Given records
──────────────────────────────

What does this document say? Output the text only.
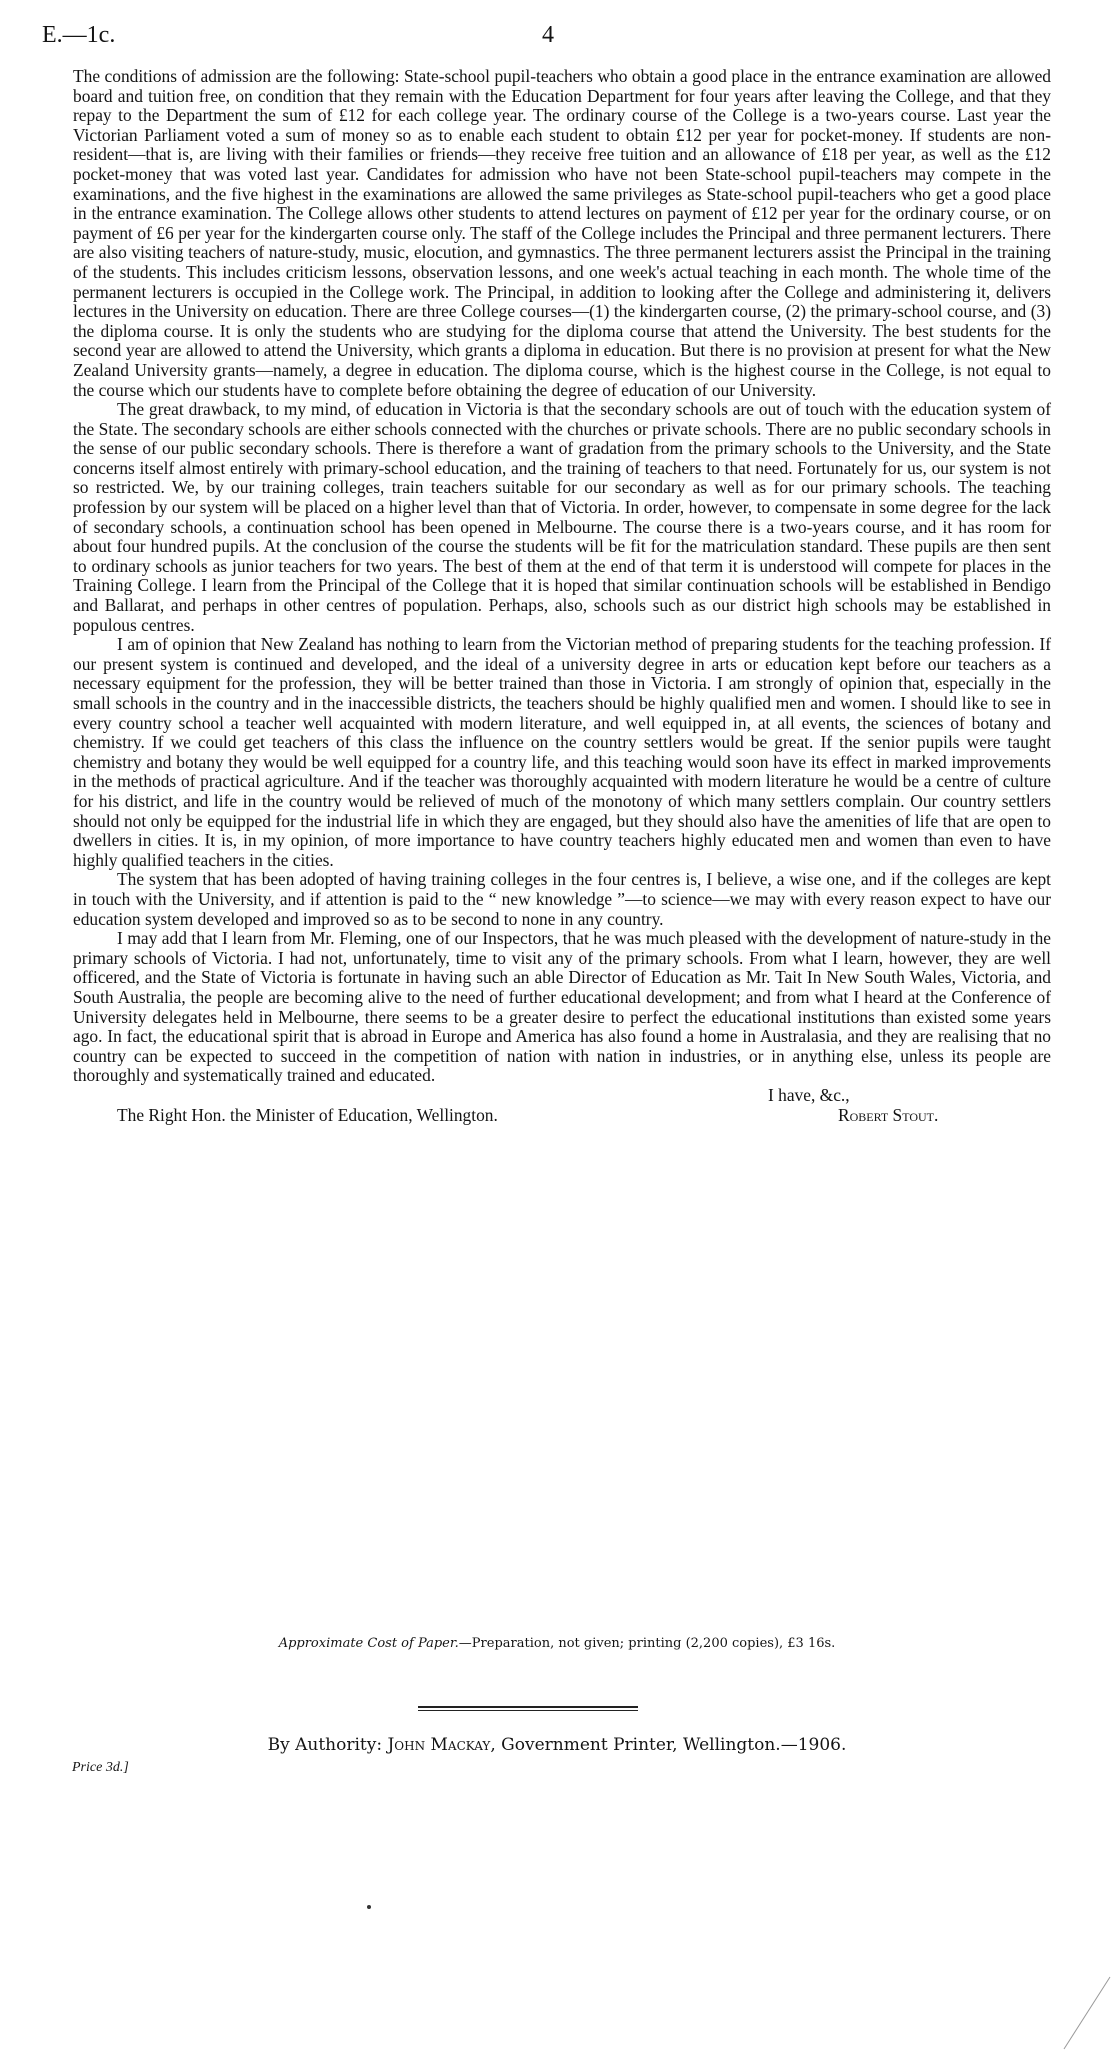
E.—1c.	4

The conditions of admission are the following: State-school pupil-teachers who obtain a good place in the entrance examination are allowed board and tuition free, on condition that they remain with the Education Department for four years after leaving the College, and that they repay to the Department the sum of £12 for each college year. The ordinary course of the College is a two-years course. Last year the Victorian Parliament voted a sum of money so as to enable each student to obtain £12 per year for pocket-money. If students are non-resident—that is, are living with their families or friends—they receive free tuition and an allowance of £18 per year, as well as the £12 pocket-money that was voted last year. Candidates for admission who have not been State-school pupil-teachers may compete in the examinations, and the five highest in the examinations are allowed the same privileges as State-school pupil-teachers who get a good place in the entrance examination. The College allows other students to attend lectures on payment of £12 per year for the ordinary course, or on payment of £6 per year for the kindergarten course only. The staff of the College includes the Principal and three permanent lecturers. There are also visiting teachers of nature-study, music, elocution, and gymnastics. The three permanent lecturers assist the Principal in the training of the students. This includes criticism lessons, observation lessons, and one week's actual teaching in each month. The whole time of the permanent lecturers is occupied in the College work. The Principal, in addition to looking after the College and administering it, delivers lectures in the University on education. There are three College courses—(1) the kindergarten course, (2) the primary-school course, and (3) the diploma course. It is only the students who are studying for the diploma course that attend the University. The best students for the second year are allowed to attend the University, which grants a diploma in education. But there is no provision at present for what the New Zealand University grants—namely, a degree in education. The diploma course, which is the highest course in the College, is not equal to the course which our students have to complete before obtaining the degree of education of our University.

The great drawback, to my mind, of education in Victoria is that the secondary schools are out of touch with the education system of the State. The secondary schools are either schools connected with the churches or private schools. There are no public secondary schools in the sense of our public secondary schools. There is therefore a want of gradation from the primary schools to the University, and the State concerns itself almost entirely with primary-school education, and the training of teachers to that need. Fortunately for us, our system is not so restricted. We, by our training colleges, train teachers suitable for our secondary as well as for our primary schools. The teaching profession by our system will be placed on a higher level than that of Victoria. In order, however, to compensate in some degree for the lack of secondary schools, a continuation school has been opened in Melbourne. The course there is a two-years course, and it has room for about four hundred pupils. At the conclusion of the course the students will be fit for the matriculation standard. These pupils are then sent to ordinary schools as junior teachers for two years. The best of them at the end of that term it is understood will compete for places in the Training College. I learn from the Principal of the College that it is hoped that similar continuation schools will be established in Bendigo and Ballarat, and perhaps in other centres of population. Perhaps, also, schools such as our district high schools may be established in populous centres.

I am of opinion that New Zealand has nothing to learn from the Victorian method of preparing students for the teaching profession. If our present system is continued and developed, and the ideal of a university degree in arts or education kept before our teachers as a necessary equipment for the profession, they will be better trained than those in Victoria. I am strongly of opinion that, especially in the small schools in the country and in the inaccessible districts, the teachers should be highly qualified men and women. I should like to see in every country school a teacher well acquainted with modern literature, and well equipped in, at all events, the sciences of botany and chemistry. If we could get teachers of this class the influence on the country settlers would be great. If the senior pupils were taught chemistry and botany they would be well equipped for a country life, and this teaching would soon have its effect in marked improvements in the methods of practical agriculture. And if the teacher was thoroughly acquainted with modern literature he would be a centre of culture for his district, and life in the country would be relieved of much of the monotony of which many settlers complain. Our country settlers should not only be equipped for the industrial life in which they are engaged, but they should also have the amenities of life that are open to dwellers in cities. It is, in my opinion, of more importance to have country teachers highly educated men and women than even to have highly qualified teachers in the cities.

The system that has been adopted of having training colleges in the four centres is, I believe, a wise one, and if the colleges are kept in touch with the University, and if attention is paid to the “ new knowledge ”—to science—we may with every reason expect to have our education system developed and improved so as to be second to none in any country.

I may add that I learn from Mr. Fleming, one of our Inspectors, that he was much pleased with the development of nature-study in the primary schools of Victoria. I had not, unfortunately, time to visit any of the primary schools. From what I learn, however, they are well officered, and the State of Victoria is fortunate in having such an able Director of Education as Mr. Tait In New South Wales, Victoria, and South Australia, the people are becoming alive to the need of further educational development; and from what I heard at the Conference of University delegates held in Melbourne, there seems to be a greater desire to perfect the educational institutions than existed some years ago. In fact, the educational spirit that is abroad in Europe and America has also found a home in Australasia, and they are realising that no country can be expected to succeed in the competition of nation with nation in industries, or in anything else, unless its people are thoroughly and systematically trained and educated.

I have, &c.,
The Right Hon. the Minister of Education, Wellington.	Robert Stout.
Approximate Cost of Paper.—Preparation, not given; printing (2,200 copies), £3 16s.
By Authority: John Mackay, Government Printer, Wellington.—1906.
Price 3d.]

──────────────────────────────

Stated problem
Each record should be quoted exactly, with the images omitted.

Exercise solution
What does this document say? Output the text only.
E.—1c.	4

The conditions of admission are the following: State-school pupil-teachers who obtain a good place in the entrance examination are allowed board and tuition free, on condition that they remain with the Education Department for four years after leaving the College, and that they repay to the Department the sum of £12 for each college year. The ordinary course of the College is a two-years course. Last year the Victorian Parliament voted a sum of money so as to enable each student to obtain £12 per year for pocket-money. If students are non-resident—that is, are living with their families or friends—they receive free tuition and an allowance of £18 per year, as well as the £12 pocket-money that was voted last year. Candidates for admission who have not been State-school pupil-teachers may compete in the examinations, and the five highest in the examinations are allowed the same privileges as State-school pupil-teachers who get a good place in the entrance examination. The College allows other students to attend lectures on payment of £12 per year for the ordinary course, or on payment of £6 per year for the kindergarten course only. The staff of the College includes the Principal and three permanent lecturers. There are also visiting teachers of nature-study, music, elocution, and gymnastics. The three permanent lecturers assist the Principal in the training of the students. This includes criticism lessons, observation lessons, and one week's actual teaching in each month. The whole time of the permanent lecturers is occupied in the College work. The Principal, in addition to looking after the College and administering it, delivers lectures in the University on education. There are three College courses—(1) the kindergarten course, (2) the primary-school course, and (3) the diploma course. It is only the students who are studying for the diploma course that attend the University. The best students for the second year are allowed to attend the University, which grants a diploma in education. But there is no provision at present for what the New Zealand University grants—namely, a degree in education. The diploma course, which is the highest course in the College, is not equal to the course which our students have to complete before obtaining the degree of education of our University.

The great drawback, to my mind, of education in Victoria is that the secondary schools are out of touch with the education system of the State. The secondary schools are either schools connected with the churches or private schools. There are no public secondary schools in the sense of our public secondary schools. There is therefore a want of gradation from the primary schools to the University, and the State concerns itself almost entirely with primary-school education, and the training of teachers to that need. Fortunately for us, our system is not so restricted. We, by our training colleges, train teachers suitable for our secondary as well as for our primary schools. The teaching profession by our system will be placed on a higher level than that of Victoria. In order, however, to compensate in some degree for the lack of secondary schools, a continuation school has been opened in Melbourne. The course there is a two-years course, and it has room for about four hundred pupils. At the conclusion of the course the students will be fit for the matriculation standard. These pupils are then sent to ordinary schools as junior teachers for two years. The best of them at the end of that term it is understood will compete for places in the Training College. I learn from the Principal of the College that it is hoped that similar continuation schools will be established in Bendigo and Ballarat, and perhaps in other centres of population. Perhaps, also, schools such as our district high schools may be established in populous centres.

I am of opinion that New Zealand has nothing to learn from the Victorian method of preparing students for the teaching profession. If our present system is continued and developed, and the ideal of a university degree in arts or education kept before our teachers as a necessary equipment for the profession, they will be better trained than those in Victoria. I am strongly of opinion that, especially in the small schools in the country and in the inaccessible districts, the teachers should be highly qualified men and women. I should like to see in every country school a teacher well acquainted with modern literature, and well equipped in, at all events, the sciences of botany and chemistry. If we could get teachers of this class the influence on the country settlers would be great. If the senior pupils were taught chemistry and botany they would be well equipped for a country life, and this teaching would soon have its effect in marked improvements in the methods of practical agriculture. And if the teacher was thoroughly acquainted with modern literature he would be a centre of culture for his district, and life in the country would be relieved of much of the monotony of which many settlers complain. Our country settlers should not only be equipped for the industrial life in which they are engaged, but they should also have the amenities of life that are open to dwellers in cities. It is, in my opinion, of more importance to have country teachers highly educated men and women than even to have highly qualified teachers in the cities.

The system that has been adopted of having training colleges in the four centres is, I believe, a wise one, and if the colleges are kept in touch with the University, and if attention is paid to the “ new knowledge ”—to science—we may with every reason expect to have our education system developed and improved so as to be second to none in any country.

I may add that I learn from Mr. Fleming, one of our Inspectors, that he was much pleased with the development of nature-study in the primary schools of Victoria. I had not, unfortunately, time to visit any of the primary schools. From what I learn, however, they are well officered, and the State of Victoria is fortunate in having such an able Director of Education as Mr. Tait In New South Wales, Victoria, and South Australia, the people are becoming alive to the need of further educational development; and from what I heard at the Conference of University delegates held in Melbourne, there seems to be a greater desire to perfect the educational institutions than existed some years ago. In fact, the educational spirit that is abroad in Europe and America has also found a home in Australasia, and they are realising that no country can be expected to succeed in the competition of nation with nation in industries, or in anything else, unless its people are thoroughly and systematically trained and educated.

I have, &c.,
The Right Hon. the Minister of Education, Wellington.	Robert Stout.
Approximate Cost of Paper.—Preparation, not given; printing (2,200 copies), £3 16s.
By Authority: John Mackay, Government Printer, Wellington.—1906.
Price 3d.]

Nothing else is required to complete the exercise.